Copy out each line exactly as it appears.

■ Saved entries:
☆ ☆ ☆ ☆ ☆

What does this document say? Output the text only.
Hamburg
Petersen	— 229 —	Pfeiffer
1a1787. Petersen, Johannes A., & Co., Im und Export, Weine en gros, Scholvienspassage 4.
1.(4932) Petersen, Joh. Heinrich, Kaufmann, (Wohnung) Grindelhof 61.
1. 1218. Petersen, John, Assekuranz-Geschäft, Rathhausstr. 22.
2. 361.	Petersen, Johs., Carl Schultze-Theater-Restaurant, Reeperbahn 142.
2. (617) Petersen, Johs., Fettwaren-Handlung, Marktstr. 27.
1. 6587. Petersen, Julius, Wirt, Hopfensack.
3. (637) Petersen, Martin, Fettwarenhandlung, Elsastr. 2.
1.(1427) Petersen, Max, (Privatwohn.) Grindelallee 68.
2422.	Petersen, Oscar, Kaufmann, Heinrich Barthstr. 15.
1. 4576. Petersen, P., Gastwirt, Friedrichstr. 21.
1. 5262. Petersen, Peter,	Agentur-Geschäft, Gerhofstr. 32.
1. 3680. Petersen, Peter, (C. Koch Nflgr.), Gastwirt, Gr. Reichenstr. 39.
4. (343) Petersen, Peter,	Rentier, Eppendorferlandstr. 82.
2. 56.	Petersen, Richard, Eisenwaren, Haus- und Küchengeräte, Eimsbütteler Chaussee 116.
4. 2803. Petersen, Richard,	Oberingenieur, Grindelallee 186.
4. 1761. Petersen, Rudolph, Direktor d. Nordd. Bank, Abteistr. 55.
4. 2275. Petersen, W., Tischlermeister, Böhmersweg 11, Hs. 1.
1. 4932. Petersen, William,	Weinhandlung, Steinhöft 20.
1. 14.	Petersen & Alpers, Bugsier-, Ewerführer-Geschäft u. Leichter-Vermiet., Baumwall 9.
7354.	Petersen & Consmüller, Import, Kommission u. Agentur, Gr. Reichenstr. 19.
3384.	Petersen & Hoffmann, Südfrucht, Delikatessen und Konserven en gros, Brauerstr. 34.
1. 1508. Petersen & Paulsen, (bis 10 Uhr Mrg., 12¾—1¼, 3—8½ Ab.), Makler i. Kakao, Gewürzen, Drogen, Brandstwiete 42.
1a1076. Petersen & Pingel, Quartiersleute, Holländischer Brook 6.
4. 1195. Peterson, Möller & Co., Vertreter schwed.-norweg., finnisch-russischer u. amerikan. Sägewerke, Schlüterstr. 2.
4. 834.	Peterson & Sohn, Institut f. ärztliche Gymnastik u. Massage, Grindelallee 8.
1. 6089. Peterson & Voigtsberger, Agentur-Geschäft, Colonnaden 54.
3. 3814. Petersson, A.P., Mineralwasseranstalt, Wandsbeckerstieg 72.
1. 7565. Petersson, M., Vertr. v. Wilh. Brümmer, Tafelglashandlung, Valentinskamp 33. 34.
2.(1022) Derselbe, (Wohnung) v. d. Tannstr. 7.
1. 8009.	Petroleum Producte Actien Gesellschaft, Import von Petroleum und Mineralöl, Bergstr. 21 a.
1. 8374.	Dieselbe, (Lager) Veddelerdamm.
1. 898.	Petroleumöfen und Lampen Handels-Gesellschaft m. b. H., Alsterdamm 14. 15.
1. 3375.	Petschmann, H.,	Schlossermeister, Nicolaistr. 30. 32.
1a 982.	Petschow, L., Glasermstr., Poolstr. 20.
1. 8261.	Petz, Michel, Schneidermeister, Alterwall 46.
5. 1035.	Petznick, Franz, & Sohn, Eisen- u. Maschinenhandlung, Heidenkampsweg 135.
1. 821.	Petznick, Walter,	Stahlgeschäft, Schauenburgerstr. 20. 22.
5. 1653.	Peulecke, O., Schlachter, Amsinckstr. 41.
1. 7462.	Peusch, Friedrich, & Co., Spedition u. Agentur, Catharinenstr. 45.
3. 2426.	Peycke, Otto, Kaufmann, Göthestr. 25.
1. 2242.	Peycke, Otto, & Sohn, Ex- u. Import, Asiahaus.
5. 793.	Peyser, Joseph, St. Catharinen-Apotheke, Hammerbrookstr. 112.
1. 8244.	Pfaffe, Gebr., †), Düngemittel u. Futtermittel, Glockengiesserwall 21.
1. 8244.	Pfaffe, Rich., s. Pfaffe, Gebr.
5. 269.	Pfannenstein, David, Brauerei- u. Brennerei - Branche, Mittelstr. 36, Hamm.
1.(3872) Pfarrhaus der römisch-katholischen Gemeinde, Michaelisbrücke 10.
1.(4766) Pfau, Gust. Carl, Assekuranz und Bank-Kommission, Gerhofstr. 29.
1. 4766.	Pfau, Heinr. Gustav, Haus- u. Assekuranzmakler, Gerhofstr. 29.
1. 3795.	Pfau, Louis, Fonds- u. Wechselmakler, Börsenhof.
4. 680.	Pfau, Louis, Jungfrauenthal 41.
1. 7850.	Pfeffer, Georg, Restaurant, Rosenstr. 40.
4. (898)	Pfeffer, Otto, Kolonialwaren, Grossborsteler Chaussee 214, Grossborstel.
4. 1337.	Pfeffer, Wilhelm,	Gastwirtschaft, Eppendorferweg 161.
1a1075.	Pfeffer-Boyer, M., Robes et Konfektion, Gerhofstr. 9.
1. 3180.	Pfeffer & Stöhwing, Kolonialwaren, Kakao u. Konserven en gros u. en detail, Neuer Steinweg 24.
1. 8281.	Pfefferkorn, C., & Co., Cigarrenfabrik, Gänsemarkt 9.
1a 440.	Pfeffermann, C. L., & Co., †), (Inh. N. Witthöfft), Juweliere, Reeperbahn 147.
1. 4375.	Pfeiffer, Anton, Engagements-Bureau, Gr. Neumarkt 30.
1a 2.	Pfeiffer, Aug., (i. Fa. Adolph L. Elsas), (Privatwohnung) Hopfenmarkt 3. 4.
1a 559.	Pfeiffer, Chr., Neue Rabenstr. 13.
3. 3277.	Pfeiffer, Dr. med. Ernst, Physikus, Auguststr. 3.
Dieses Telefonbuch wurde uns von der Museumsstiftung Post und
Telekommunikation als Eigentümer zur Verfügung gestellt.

☆ ☆ ☆ ☆ ☆

■ Written answer:
What does this document say? Output the text only.
Hamburg
Petersen	— 229 —	Pfeiffer
1a1787. Petersen, Johannes A., & Co., Im und Export, Weine en gros, Scholvienspassage 4.
1.(4932) Petersen, Joh. Heinrich, Kaufmann, (Wohnung) Grindelhof 61.
1. 1218. Petersen, John, Assekuranz-Geschäft, Rathhausstr. 22.
2. 361.	Petersen, Johs., Carl Schultze-Theater-Restaurant, Reeperbahn 142.
2. (617) Petersen, Johs., Fettwaren-Handlung, Marktstr. 27.
1. 6587. Petersen, Julius, Wirt, Hopfensack.
3. (637) Petersen, Martin, Fettwarenhandlung, Elsastr. 2.
1.(1427) Petersen, Max, (Privatwohn.) Grindelallee 68.
2422.	Petersen, Oscar, Kaufmann, Heinrich Barthstr. 15.
1. 4576. Petersen, P., Gastwirt, Friedrichstr. 21.
1. 5262. Petersen, Peter,	Agentur-Geschäft, Gerhofstr. 32.
1. 3680. Petersen, Peter, (C. Koch Nflgr.), Gastwirt, Gr. Reichenstr. 39.
4. (343) Petersen, Peter,	Rentier, Eppendorferlandstr. 82.
2. 56.	Petersen, Richard, Eisenwaren, Haus- und Küchengeräte, Eimsbütteler Chaussee 116.
4. 2803. Petersen, Richard,	Oberingenieur, Grindelallee 186.
4. 1761. Petersen, Rudolph, Direktor d. Nordd. Bank, Abteistr. 55.
4. 2275. Petersen, W., Tischlermeister, Böhmersweg 11, Hs. 1.
1. 4932. Petersen, William,	Weinhandlung, Steinhöft 20.
1. 14.	Petersen & Alpers, Bugsier-, Ewerführer-Geschäft u. Leichter-Vermiet., Baumwall 9.
7354.	Petersen & Consmüller, Import, Kommission u. Agentur, Gr. Reichenstr. 19.
3384.	Petersen & Hoffmann, Südfrucht, Delikatessen und Konserven en gros, Brauerstr. 34.
1. 1508. Petersen & Paulsen, (bis 10 Uhr Mrg., 12¾—1¼, 3—8½ Ab.), Makler i. Kakao, Gewürzen, Drogen, Brandstwiete 42.
1a1076. Petersen & Pingel, Quartiersleute, Holländischer Brook 6.
4. 1195. Peterson, Möller & Co., Vertreter schwed.-norweg., finnisch-russischer u. amerikan. Sägewerke, Schlüterstr. 2.
4. 834.	Peterson & Sohn, Institut f. ärztliche Gymnastik u. Massage, Grindelallee 8.
1. 6089. Peterson & Voigtsberger, Agentur-Geschäft, Colonnaden 54.
3. 3814. Petersson, A.P., Mineralwasseranstalt, Wandsbeckerstieg 72.
1. 7565. Petersson, M., Vertr. v. Wilh. Brümmer, Tafelglashandlung, Valentinskamp 33. 34.
2.(1022) Derselbe, (Wohnung) v. d. Tannstr. 7.
1. 8009.	Petroleum Producte Actien Gesellschaft, Import von Petroleum und Mineralöl, Bergstr. 21 a.
1. 8374.	Dieselbe, (Lager) Veddelerdamm.
1. 898.	Petroleumöfen und Lampen Handels-Gesellschaft m. b. H., Alsterdamm 14. 15.
1. 3375.	Petschmann, H.,	Schlossermeister, Nicolaistr. 30. 32.
1a 982.	Petschow, L., Glasermstr., Poolstr. 20.
1. 8261.	Petz, Michel, Schneidermeister, Alterwall 46.
5. 1035.	Petznick, Franz, & Sohn, Eisen- u. Maschinenhandlung, Heidenkampsweg 135.
1. 821.	Petznick, Walter,	Stahlgeschäft, Schauenburgerstr. 20. 22.
5. 1653.	Peulecke, O., Schlachter, Amsinckstr. 41.
1. 7462.	Peusch, Friedrich, & Co., Spedition u. Agentur, Catharinenstr. 45.
3. 2426.	Peycke, Otto, Kaufmann, Göthestr. 25.
1. 2242.	Peycke, Otto, & Sohn, Ex- u. Import, Asiahaus.
5. 793.	Peyser, Joseph, St. Catharinen-Apotheke, Hammerbrookstr. 112.
1. 8244.	Pfaffe, Gebr., †), Düngemittel u. Futtermittel, Glockengiesserwall 21.
1. 8244.	Pfaffe, Rich., s. Pfaffe, Gebr.
5. 269.	Pfannenstein, David, Brauerei- u. Brennerei - Branche, Mittelstr. 36, Hamm.
1.(3872) Pfarrhaus der römisch-katholischen Gemeinde, Michaelisbrücke 10.
1.(4766) Pfau, Gust. Carl, Assekuranz und Bank-Kommission, Gerhofstr. 29.
1. 4766.	Pfau, Heinr. Gustav, Haus- u. Assekuranzmakler, Gerhofstr. 29.
1. 3795.	Pfau, Louis, Fonds- u. Wechselmakler, Börsenhof.
4. 680.	Pfau, Louis, Jungfrauenthal 41.
1. 7850.	Pfeffer, Georg, Restaurant, Rosenstr. 40.
4. (898)	Pfeffer, Otto, Kolonialwaren, Grossborsteler Chaussee 214, Grossborstel.
4. 1337.	Pfeffer, Wilhelm,	Gastwirtschaft, Eppendorferweg 161.
1a1075.	Pfeffer-Boyer, M., Robes et Konfektion, Gerhofstr. 9.
1. 3180.	Pfeffer & Stöhwing, Kolonialwaren, Kakao u. Konserven en gros u. en detail, Neuer Steinweg 24.
1. 8281.	Pfefferkorn, C., & Co., Cigarrenfabrik, Gänsemarkt 9.
1a 440.	Pfeffermann, C. L., & Co., †), (Inh. N. Witthöfft), Juweliere, Reeperbahn 147.
1. 4375.	Pfeiffer, Anton, Engagements-Bureau, Gr. Neumarkt 30.
1a 2.	Pfeiffer, Aug., (i. Fa. Adolph L. Elsas), (Privatwohnung) Hopfenmarkt 3. 4.
1a 559.	Pfeiffer, Chr., Neue Rabenstr. 13.
3. 3277.	Pfeiffer, Dr. med. Ernst, Physikus, Auguststr. 3.
Dieses Telefonbuch wurde uns von der Museumsstiftung Post und
Telekommunikation als Eigentümer zur Verfügung gestellt.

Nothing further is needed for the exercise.